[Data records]
##############################
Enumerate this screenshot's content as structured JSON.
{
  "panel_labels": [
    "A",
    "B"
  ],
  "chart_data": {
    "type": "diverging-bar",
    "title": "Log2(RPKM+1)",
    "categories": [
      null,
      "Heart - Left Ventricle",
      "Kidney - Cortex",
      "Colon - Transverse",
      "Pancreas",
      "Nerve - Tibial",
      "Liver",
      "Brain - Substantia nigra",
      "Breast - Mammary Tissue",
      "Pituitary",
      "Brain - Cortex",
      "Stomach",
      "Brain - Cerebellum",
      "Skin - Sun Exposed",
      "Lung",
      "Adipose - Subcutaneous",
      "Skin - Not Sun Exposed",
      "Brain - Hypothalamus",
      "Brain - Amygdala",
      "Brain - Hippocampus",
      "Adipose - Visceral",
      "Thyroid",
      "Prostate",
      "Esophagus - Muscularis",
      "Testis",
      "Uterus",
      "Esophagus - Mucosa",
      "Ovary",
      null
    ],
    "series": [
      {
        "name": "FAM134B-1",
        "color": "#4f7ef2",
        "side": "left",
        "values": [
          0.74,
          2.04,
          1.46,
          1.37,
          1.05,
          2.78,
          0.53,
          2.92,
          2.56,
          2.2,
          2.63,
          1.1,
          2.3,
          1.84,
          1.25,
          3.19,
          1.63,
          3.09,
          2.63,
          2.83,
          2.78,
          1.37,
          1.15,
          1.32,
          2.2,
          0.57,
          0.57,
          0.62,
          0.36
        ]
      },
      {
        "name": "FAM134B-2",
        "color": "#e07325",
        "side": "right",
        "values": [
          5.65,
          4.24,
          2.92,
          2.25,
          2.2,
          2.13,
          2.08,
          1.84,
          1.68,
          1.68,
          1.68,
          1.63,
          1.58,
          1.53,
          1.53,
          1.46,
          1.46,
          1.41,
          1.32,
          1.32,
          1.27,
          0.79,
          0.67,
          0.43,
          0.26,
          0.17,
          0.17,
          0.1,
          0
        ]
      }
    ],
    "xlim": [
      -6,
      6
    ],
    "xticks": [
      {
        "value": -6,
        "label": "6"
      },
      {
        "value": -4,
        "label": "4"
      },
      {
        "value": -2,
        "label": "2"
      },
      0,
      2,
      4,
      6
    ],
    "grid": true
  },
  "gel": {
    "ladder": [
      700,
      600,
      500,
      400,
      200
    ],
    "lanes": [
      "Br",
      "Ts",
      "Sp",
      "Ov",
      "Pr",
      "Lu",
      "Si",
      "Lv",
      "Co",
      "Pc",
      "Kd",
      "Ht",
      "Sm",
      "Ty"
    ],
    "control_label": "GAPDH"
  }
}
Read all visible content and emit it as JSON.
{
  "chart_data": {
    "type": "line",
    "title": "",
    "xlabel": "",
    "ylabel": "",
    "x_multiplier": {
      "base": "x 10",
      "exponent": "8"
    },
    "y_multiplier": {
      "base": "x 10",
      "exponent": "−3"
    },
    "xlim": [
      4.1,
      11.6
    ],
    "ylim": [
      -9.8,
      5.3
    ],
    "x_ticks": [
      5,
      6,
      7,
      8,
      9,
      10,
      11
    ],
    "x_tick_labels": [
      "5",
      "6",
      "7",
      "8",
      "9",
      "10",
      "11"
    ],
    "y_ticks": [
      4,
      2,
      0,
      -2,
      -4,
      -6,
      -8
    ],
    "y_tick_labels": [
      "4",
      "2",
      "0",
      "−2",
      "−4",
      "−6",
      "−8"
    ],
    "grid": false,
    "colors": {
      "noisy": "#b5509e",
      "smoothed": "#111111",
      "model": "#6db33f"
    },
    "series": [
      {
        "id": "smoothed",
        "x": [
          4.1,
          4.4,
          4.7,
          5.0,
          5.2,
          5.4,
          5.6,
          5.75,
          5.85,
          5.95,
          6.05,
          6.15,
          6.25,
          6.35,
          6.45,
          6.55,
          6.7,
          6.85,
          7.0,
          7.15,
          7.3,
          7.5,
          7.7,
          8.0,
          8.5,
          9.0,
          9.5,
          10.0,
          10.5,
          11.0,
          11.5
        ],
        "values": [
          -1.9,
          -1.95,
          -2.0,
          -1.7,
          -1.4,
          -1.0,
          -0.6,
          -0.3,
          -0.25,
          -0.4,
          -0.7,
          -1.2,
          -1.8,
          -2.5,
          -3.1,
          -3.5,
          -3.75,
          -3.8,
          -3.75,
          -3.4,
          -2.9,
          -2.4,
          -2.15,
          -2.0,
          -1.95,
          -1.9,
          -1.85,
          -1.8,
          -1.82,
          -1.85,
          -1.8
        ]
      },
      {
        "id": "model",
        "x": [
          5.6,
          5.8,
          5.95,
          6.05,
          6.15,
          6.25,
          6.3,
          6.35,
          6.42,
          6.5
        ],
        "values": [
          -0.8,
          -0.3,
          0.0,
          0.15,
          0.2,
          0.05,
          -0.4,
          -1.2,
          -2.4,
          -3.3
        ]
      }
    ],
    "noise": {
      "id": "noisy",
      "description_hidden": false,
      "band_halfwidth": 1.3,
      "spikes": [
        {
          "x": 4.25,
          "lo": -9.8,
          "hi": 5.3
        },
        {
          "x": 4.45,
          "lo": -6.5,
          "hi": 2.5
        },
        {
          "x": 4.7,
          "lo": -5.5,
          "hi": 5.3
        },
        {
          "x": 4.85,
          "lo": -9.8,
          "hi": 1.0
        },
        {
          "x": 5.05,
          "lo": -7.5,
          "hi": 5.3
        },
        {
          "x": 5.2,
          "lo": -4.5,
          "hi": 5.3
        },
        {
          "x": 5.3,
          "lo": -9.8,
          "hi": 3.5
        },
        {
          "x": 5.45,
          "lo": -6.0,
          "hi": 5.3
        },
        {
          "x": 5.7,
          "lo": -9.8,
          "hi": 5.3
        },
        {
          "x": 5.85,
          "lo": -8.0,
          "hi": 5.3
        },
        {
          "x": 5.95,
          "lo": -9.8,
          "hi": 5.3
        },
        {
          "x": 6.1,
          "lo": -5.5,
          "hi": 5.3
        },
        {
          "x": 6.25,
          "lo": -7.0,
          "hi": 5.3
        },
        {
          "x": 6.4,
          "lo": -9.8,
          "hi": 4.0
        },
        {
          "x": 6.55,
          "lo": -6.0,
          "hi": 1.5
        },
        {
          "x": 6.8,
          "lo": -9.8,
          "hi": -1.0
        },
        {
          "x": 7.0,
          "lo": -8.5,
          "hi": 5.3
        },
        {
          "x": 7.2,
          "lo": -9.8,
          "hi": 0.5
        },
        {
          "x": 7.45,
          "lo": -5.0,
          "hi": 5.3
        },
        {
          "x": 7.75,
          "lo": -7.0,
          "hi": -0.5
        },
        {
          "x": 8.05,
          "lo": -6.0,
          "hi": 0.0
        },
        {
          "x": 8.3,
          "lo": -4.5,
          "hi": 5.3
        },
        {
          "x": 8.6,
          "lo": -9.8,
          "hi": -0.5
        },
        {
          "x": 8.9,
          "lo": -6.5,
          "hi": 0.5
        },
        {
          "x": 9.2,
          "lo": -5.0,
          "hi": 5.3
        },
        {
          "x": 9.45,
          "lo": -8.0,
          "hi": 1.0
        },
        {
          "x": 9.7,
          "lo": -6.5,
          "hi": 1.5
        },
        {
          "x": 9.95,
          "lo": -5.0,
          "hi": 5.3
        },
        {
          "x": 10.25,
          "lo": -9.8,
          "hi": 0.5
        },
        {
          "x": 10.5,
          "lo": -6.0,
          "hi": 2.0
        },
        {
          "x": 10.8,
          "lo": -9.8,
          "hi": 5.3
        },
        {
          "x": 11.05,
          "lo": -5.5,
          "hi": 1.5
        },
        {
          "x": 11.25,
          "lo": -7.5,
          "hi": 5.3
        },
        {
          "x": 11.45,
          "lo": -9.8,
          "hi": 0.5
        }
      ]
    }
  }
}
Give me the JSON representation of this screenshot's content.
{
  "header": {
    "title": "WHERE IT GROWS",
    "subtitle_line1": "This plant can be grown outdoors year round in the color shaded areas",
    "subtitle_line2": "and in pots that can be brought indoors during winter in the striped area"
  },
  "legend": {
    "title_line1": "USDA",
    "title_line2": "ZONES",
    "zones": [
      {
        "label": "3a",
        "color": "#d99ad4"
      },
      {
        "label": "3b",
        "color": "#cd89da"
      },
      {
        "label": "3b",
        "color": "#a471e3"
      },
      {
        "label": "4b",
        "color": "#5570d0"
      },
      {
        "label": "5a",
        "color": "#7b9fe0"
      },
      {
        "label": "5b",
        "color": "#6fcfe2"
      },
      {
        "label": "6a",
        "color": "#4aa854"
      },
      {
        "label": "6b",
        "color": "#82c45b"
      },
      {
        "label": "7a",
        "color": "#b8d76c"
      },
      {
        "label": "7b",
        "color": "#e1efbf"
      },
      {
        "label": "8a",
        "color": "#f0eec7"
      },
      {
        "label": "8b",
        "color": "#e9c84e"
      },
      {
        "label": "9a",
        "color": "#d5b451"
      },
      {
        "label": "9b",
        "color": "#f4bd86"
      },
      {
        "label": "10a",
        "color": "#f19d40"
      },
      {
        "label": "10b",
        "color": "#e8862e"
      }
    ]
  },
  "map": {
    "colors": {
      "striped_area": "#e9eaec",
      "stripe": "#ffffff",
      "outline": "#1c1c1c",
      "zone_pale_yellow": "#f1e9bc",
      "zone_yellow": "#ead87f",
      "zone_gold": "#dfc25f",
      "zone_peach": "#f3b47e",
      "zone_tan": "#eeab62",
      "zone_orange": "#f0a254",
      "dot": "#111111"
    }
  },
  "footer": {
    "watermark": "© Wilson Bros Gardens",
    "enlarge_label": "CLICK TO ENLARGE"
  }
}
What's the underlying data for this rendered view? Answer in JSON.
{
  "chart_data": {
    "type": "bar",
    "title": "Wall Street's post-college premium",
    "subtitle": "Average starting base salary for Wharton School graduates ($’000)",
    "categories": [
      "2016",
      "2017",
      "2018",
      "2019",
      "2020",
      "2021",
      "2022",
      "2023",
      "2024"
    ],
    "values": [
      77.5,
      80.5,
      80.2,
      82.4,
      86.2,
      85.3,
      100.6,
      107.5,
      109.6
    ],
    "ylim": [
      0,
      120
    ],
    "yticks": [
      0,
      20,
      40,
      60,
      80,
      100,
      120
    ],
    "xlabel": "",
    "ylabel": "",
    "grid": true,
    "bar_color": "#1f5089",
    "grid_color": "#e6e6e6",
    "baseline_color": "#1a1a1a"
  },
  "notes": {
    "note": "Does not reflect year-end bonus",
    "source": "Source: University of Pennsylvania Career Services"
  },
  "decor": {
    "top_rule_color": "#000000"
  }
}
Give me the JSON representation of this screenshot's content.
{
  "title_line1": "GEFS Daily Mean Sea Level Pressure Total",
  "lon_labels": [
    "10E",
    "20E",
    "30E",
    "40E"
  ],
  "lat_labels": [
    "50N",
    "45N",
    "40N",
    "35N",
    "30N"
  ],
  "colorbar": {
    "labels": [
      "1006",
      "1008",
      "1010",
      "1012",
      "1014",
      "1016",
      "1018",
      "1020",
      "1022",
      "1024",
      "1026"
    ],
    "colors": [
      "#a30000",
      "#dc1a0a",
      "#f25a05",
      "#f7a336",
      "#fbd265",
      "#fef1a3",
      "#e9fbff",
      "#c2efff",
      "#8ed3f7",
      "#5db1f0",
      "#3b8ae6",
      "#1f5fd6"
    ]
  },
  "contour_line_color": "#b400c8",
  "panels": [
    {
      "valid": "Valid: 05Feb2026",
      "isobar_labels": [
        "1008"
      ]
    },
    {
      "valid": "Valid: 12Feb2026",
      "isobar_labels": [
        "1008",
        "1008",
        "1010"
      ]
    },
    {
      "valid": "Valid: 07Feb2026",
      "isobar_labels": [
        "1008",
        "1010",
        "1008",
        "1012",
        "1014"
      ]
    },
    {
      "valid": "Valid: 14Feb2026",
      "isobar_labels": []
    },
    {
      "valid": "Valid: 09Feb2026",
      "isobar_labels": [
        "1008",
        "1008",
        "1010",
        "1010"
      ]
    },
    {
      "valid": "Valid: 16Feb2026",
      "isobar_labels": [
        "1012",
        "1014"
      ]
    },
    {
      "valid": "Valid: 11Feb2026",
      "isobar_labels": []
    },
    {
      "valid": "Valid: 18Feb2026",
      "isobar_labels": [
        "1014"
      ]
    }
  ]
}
##############################
TO BE DONE: Of the lines in the entries, how many include the word "false"? State only the number.

REPLY TO THE TASK: 2